Return each line of the records holding the string "payment".

### Given records
— begin —

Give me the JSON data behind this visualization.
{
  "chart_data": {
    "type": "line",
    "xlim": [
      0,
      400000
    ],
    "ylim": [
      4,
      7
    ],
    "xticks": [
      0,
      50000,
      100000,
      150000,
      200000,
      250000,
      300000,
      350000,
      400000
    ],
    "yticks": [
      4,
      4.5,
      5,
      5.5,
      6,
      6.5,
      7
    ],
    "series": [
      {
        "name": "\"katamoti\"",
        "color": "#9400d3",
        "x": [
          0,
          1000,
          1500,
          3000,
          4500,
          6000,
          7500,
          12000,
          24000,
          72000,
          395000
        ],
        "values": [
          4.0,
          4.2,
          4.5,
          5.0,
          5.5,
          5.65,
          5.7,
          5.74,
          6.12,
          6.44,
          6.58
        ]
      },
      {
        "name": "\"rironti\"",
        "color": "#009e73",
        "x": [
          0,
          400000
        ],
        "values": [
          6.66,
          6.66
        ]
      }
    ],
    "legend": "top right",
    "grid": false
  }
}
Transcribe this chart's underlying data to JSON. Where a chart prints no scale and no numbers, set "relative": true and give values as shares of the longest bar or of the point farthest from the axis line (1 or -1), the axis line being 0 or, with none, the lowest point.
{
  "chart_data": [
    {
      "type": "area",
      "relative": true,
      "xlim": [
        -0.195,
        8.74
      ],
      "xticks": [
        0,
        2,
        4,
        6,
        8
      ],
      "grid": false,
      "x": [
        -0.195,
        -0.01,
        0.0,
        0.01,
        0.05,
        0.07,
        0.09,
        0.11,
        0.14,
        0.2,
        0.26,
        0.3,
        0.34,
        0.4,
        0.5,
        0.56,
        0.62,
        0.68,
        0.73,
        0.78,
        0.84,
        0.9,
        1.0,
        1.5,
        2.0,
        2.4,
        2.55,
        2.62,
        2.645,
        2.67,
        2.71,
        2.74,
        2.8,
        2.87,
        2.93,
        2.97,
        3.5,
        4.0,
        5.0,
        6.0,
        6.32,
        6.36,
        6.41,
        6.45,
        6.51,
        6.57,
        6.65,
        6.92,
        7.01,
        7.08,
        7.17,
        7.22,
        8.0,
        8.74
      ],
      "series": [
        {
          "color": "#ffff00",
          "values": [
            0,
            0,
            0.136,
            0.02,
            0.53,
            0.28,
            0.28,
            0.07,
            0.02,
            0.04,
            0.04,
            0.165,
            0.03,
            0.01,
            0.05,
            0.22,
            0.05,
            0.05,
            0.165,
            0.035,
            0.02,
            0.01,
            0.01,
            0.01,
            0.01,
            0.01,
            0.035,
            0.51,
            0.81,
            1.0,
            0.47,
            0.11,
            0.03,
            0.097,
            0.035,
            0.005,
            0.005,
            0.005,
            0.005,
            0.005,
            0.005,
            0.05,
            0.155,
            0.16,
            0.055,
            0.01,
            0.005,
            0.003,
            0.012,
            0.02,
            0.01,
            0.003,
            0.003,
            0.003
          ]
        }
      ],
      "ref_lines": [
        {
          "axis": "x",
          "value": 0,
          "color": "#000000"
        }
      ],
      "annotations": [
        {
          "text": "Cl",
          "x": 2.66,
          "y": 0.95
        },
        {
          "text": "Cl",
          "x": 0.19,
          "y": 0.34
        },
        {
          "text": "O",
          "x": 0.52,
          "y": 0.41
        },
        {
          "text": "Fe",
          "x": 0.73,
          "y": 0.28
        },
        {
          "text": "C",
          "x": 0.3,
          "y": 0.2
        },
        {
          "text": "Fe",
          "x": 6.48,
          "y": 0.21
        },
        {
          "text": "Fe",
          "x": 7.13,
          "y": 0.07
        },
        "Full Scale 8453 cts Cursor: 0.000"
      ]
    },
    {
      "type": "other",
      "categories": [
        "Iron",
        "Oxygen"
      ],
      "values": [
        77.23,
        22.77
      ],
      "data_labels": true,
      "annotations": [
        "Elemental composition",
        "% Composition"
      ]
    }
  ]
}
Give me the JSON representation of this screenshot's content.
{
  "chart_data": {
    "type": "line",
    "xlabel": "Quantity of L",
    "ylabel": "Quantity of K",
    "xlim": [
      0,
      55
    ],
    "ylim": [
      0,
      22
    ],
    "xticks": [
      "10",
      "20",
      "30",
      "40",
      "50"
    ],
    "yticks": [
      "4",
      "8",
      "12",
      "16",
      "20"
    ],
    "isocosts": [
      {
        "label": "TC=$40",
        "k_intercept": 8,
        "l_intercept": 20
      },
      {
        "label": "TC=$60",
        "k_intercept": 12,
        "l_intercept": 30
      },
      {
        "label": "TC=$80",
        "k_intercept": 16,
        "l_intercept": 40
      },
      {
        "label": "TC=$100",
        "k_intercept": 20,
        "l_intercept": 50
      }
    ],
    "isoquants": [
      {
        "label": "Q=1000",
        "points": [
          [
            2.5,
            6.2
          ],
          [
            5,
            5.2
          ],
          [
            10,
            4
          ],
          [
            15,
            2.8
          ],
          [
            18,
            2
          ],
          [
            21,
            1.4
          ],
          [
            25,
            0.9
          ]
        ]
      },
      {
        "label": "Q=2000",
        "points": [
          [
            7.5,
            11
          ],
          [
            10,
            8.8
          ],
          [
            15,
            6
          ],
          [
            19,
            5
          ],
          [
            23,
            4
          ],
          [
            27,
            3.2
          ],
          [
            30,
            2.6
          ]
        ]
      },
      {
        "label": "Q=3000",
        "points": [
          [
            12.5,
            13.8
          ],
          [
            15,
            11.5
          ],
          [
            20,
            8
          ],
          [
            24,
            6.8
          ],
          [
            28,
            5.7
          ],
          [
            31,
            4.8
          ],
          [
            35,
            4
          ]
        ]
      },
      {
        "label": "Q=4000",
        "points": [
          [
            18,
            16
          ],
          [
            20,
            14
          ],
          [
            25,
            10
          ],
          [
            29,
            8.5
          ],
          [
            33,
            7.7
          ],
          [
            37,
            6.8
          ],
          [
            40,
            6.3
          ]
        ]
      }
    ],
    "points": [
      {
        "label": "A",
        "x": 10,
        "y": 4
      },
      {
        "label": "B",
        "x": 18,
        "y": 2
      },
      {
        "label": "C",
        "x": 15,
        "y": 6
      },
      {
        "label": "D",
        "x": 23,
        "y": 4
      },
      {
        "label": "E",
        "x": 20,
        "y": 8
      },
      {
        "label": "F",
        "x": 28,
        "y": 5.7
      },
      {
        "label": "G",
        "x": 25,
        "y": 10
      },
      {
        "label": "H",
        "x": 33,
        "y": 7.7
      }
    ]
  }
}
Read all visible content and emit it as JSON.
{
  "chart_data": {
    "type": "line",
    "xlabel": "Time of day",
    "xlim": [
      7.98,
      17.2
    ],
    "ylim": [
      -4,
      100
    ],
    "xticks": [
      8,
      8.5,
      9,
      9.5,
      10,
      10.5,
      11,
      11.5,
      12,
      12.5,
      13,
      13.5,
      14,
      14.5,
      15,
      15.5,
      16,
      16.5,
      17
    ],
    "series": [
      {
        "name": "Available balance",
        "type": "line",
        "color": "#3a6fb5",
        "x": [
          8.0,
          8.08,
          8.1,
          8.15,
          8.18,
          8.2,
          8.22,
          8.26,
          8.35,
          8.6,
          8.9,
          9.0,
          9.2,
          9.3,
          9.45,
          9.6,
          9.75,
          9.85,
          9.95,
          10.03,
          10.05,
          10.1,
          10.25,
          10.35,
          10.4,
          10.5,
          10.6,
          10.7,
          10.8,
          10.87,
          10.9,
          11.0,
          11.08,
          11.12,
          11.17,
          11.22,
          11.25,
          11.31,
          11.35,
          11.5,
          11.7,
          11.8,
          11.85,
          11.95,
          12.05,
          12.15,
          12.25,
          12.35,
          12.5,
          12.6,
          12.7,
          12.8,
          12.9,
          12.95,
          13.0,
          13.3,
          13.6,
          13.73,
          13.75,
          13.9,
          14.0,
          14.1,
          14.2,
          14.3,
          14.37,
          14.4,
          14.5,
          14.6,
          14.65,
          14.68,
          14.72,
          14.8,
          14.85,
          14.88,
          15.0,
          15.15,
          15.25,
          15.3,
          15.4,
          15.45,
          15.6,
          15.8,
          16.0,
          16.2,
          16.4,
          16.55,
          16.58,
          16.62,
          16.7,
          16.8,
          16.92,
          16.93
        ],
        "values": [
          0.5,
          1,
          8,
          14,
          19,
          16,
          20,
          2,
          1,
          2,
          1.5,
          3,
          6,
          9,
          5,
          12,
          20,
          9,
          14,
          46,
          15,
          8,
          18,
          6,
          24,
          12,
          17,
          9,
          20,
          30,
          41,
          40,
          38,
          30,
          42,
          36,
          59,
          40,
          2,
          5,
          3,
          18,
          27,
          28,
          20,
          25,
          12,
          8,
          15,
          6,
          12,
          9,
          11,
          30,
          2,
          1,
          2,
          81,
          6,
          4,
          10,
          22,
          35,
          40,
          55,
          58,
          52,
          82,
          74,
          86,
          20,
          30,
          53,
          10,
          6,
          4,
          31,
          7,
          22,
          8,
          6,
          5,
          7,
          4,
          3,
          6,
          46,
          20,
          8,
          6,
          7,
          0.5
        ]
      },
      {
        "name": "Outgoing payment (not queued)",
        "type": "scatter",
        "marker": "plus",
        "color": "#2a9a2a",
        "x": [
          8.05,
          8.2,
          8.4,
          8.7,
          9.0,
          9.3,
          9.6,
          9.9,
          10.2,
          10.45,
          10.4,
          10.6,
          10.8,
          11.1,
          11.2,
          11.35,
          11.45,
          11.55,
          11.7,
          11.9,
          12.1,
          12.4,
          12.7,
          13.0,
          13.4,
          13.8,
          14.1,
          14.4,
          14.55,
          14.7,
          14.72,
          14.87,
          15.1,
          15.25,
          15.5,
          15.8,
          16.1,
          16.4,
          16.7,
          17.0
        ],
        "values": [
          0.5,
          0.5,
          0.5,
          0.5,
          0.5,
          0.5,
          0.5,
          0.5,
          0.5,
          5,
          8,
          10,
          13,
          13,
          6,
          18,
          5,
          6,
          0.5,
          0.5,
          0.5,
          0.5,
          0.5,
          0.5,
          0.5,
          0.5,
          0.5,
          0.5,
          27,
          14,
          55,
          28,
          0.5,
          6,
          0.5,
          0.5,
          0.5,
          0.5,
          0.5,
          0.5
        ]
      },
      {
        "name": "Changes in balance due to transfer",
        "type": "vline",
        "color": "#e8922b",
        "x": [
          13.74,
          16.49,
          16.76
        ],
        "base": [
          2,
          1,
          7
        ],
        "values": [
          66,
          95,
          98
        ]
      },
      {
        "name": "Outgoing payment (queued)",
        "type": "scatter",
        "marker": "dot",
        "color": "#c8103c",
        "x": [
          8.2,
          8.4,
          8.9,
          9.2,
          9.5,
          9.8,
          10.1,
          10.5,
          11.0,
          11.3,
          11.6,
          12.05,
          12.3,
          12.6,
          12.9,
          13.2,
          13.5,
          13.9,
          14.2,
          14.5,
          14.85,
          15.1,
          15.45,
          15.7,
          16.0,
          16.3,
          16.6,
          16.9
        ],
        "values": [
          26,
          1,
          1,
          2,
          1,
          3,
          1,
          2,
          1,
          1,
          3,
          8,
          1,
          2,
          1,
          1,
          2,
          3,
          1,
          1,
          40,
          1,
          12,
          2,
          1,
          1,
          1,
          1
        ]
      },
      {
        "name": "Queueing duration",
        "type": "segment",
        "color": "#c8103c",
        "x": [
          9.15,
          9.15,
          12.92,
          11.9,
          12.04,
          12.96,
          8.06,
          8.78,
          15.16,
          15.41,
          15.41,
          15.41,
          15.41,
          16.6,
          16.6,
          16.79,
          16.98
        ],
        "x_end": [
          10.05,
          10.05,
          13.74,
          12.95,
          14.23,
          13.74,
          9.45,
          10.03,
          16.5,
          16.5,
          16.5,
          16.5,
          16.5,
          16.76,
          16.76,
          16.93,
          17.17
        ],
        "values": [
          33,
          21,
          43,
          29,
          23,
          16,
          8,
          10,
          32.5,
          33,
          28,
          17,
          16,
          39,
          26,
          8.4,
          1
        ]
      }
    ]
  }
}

— end —

### Written reply
        "name": "Outgoing payment (not queued)",
        "name": "Outgoing payment (queued)",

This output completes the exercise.